## WHAT YOU NEED TO DO
Quote, without change, all of the lines that follow.

## EXCERPTED DATA
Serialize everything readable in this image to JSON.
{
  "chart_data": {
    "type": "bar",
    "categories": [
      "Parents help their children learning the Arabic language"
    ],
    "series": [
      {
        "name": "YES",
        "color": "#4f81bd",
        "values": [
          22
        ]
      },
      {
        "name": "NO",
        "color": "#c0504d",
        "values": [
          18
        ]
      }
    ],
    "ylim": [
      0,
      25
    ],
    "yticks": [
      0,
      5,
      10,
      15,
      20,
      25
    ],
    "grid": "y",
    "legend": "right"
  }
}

## TASK SOLUTION
Serialize everything readable in this image to JSON.
{
  "chart_data": {
    "type": "bar",
    "categories": [
      "Parents help their children learning the Arabic language"
    ],
    "series": [
      {
        "name": "YES",
        "color": "#4f81bd",
        "values": [
          22
        ]
      },
      {
        "name": "NO",
        "color": "#c0504d",
        "values": [
          18
        ]
      }
    ],
    "ylim": [
      0,
      25
    ],
    "yticks": [
      0,
      5,
      10,
      15,
      20,
      25
    ],
    "grid": "y",
    "legend": "right"
  }
}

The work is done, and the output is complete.